Excerpt to read ->
***
David Louhoungou

Personal information
- Full name: David Percy Aymeri Louhoungou
- Date of birth: 28 February 1989 (age 36)
- Place of birth: Paris, France
- Height: 1.85 m (6 ft 1 in)
- Position(s): Midfielder

Youth career
- 2002–2005: INF Clairefontaine
- 2005–2006: Rennes

Senior career*
- Years: Team / Apps / (Gls)
- 2006–2009: Rennes B / 34 / (0)
- 2009: Hamilton Academical / 6 / (0)
- 2010: Kocaelispor / 1 / (0)
- 2010–2012: Boulogne / 0 / (0)
- 2011–2012: → Cannes (loan) / 20 / (1)
- 2012–2013: Beauvais / 28 / (0)
- 2013–2014: JSM Béjaïa / 4 / (0)
- 2014–2015: Rezé
- 2015: Roye-Noyon / 5 / (0)

International career
- 2009–2013: Congo / 11 / (0)

= David Louhoungou =

French-Congolese footballer (born 1989)

David Percy Aymeri Louhoungou (born 28 February 1989) is a former professional footballer who played as a midfielder. Born in France, he represented Congo at an international level, making 11 appearances.

==Club career==
Born in Paris, Louhoungou began his career in his youth through INF Clairefontaine and joined Rennes in 2005. On 5 August 2009, Louhoungou signed for the Scottish club Hamilton Academical. He left Hamilton on 12 December 2009 and signed on 1 February 2010 for Turkish side Kocaelispor. Louhoungou joined US Boulogne on 21 September 2010 and spent the 2011–12 season on loan at AS Cannes before joining AS Beauvais in 2012.

Louhoungou went on trial at Conference National side Gatehsead in July 2013. He played the first half of Gateshead's 2–1 pre-season friendly win over Partick Thistle on 6 July and the second half against Barrow four days later, but was released after two weeks at the club. He subsequently joined JSM Béjaïa in January 2014.

After being released by Béjaïa, Louhoungou spent the 2014–15 season with amateur club Rezé in the French seventh division. On 4 June 2015, it was announced that the midfielder had joined Championnat de France amateur side US Roye-Noyon ahead of the 2015–16 campaign.

==International career==
Louhoungou is a former member of the Congo national team. He made his full international debut for Congo on 12 August 2009 in a friendly match against Morocco.
***
Source information ->
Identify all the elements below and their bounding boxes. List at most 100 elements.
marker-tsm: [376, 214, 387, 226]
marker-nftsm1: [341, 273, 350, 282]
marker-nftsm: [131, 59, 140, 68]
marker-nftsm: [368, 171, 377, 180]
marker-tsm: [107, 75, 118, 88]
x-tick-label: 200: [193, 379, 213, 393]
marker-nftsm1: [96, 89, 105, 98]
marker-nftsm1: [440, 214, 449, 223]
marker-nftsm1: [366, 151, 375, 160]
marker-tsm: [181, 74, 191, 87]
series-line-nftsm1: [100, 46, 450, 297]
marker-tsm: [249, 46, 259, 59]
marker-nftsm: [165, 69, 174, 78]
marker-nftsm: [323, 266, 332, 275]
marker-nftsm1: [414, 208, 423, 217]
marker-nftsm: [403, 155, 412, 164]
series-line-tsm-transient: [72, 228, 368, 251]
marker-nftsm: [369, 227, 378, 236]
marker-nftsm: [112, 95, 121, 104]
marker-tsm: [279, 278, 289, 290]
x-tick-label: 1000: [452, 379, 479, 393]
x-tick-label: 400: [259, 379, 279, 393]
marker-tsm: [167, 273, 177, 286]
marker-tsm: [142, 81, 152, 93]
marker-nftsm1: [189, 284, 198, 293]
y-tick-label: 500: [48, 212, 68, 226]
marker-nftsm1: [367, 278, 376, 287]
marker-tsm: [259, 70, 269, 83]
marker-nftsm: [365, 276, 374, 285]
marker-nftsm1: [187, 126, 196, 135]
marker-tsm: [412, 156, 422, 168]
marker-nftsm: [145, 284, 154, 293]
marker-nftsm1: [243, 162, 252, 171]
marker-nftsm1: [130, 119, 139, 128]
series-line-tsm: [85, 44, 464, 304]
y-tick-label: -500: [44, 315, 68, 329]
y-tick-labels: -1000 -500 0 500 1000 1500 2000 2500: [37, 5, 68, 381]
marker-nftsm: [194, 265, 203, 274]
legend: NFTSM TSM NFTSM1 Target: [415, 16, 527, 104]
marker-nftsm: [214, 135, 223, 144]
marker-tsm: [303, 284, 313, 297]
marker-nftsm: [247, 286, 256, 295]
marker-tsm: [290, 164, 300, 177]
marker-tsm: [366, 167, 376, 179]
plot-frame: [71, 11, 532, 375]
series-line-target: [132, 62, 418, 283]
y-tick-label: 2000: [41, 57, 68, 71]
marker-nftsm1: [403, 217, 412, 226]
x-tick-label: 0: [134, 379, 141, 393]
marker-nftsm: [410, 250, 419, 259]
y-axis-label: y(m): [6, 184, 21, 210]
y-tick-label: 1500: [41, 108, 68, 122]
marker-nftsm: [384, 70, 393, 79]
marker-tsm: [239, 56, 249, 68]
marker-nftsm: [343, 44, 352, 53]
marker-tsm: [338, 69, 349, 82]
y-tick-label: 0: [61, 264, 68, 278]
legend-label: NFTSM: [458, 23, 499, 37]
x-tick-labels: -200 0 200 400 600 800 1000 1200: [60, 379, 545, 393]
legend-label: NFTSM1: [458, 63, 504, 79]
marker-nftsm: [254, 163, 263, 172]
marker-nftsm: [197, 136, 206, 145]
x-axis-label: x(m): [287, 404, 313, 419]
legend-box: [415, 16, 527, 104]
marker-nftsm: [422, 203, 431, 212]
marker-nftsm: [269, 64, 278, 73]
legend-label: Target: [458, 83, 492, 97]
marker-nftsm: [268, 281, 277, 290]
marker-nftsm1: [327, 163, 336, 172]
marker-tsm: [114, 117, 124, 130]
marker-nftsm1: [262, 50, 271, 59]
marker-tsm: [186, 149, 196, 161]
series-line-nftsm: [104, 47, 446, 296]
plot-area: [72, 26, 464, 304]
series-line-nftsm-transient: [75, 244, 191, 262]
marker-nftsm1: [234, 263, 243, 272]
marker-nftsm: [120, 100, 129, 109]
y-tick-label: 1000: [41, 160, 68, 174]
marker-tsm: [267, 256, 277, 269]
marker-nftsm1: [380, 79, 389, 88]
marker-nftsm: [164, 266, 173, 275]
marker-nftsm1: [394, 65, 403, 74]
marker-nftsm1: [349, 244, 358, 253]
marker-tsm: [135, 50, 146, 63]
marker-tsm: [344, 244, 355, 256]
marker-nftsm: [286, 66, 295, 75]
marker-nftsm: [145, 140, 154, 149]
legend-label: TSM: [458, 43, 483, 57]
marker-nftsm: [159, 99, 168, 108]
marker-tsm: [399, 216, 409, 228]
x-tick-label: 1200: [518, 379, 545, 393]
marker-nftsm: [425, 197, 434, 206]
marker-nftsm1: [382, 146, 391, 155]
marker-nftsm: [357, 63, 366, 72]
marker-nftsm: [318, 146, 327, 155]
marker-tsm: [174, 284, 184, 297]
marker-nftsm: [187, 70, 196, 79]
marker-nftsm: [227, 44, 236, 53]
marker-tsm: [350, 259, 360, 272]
***
What this exercise asks ->
1. Copy the passage of the David Louhoungou article between "David Percy Aymeri Louhoungou (born" and "Beauvais in 2012.", inclusive, swapping "Turkish side" for "Turkish club".
2. Answer these questions from the David Louhoungou article.
(a) On what date did Louhoungou make his full international debut for Congo?
(b) Which Scottish club did he sign for on 5 August 2009?
(c) In which division did Rezé play during the 2014–15 season?
3. List every team the David Louhoungou article names as an opponent in a match Louhoungou played.
Use only the David Louhoungou article to answer.

Task-by-task results ->
1.
David Percy Aymeri Louhoungou (born 28 February 1989) is a former professional footballer who played as a midfielder. Born in France, he represented Congo at an international level, making 11 appearances.

==Club career==
Born in Paris, Louhoungou began his career in his youth through INF Clairefontaine and joined Rennes in 2005. On 5 August 2009, Louhoungou signed for the Scottish club Hamilton Academical. He left Hamilton on 12 December 2009 and signed on 1 February 2010 for Turkish club Kocaelispor. Louhoungou joined US Boulogne on 21 September 2010 and spent the 2011–12 season on loan at AS Cannes before joining AS Beauvais in 2012.

2.
(a) 12 August 2009
(b) Hamilton Academical
(c) The French seventh division

3.
Partick Thistle
Barrow
Morocco